"""

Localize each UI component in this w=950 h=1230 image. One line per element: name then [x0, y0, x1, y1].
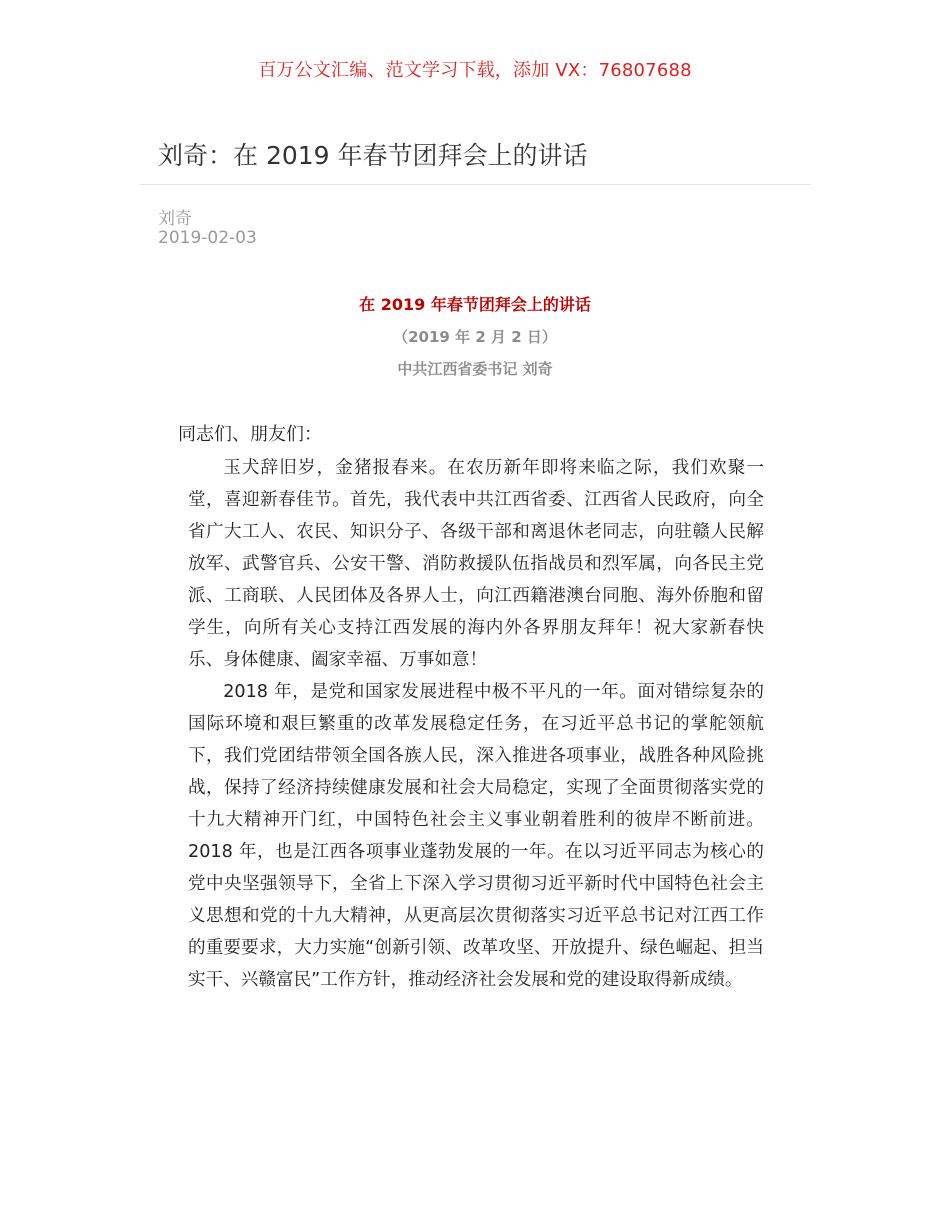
article-body	[188, 452, 764, 996]
salutation: 同志们、朋友们：	[178, 424, 322, 445]
document-heading: 在 2019 年春节团拜会上的讲话	[359, 295, 591, 314]
page-title: 刘奇：在 2019 年春节团拜会上的讲话	[158, 141, 588, 170]
promo-banner: 百万公文汇编、范文学习下载，添加 VX：76807688	[258, 60, 692, 81]
document-author-line: 中共江西省委书记 刘奇	[397, 360, 553, 378]
body-paragraph: 玉犬辞旧岁，金猪报春来。在农历新年即将来临之际，我们欢聚一堂，喜迎新春佳节。首先，我代表中共江西省委、江西省人民政府，向全省广大工人、农民、知识分子、各级干部和离退休老同志，向驻赣人民解放军、武警官兵、公安干警、消防救援队伍指战员和烈军属，向各民主党派、工商联、人民团体及各界人士，向江西籍港澳台同胞、海外侨胞和留学生，向所有关心支持江西发展的海内外各界朋友拜年！祝大家新春快乐、身体健康、阖家幸福、万事如意！	[188, 458, 764, 670]
title-divider	[140, 184, 811, 185]
article-author: 刘奇	[158, 209, 192, 229]
document-date-line: （2019 年 2 月 2 日）	[393, 328, 557, 346]
article-date: 2019-02-03	[158, 228, 257, 248]
body-paragraph: 2018 年，是党和国家发展进程中极不平凡的一年。面对错综复杂的国际环境和艰巨繁重的改革发展稳定任务，在习近平总书记的掌舵领航下，我们党团结带领全国各族人民，深入推进各项事业，战胜各种风险挑战，保持了经济持续健康发展和社会大局稳定，实现了全面贯彻落实党的十九大精神开门红，中国特色社会主义事业朝着胜利的彼岸不断前进。2018 年，也是江西各项事业蓬勃发展的一年。在以习近平同志为核心的党中央坚强领导下，全省上下深入学习贯彻习近平新时代中国特色社会主义思想和党的十九大精神，从更高层次贯彻落实习近平总书记对江西工作的重要要求，大力实施“创新引领、改革攻坚、开放提升、绿色崛起、担当实干、兴赣富民”工作方针，推动经济社会发展和党的建设取得新成绩。	[188, 682, 764, 990]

"""

**TAREA PLANTEADA**
Cuenta cuántas de las líneas anteriores contienen la cadena "title". Indica solo el número.

**RESPUESTA AL EJERCICIO**
2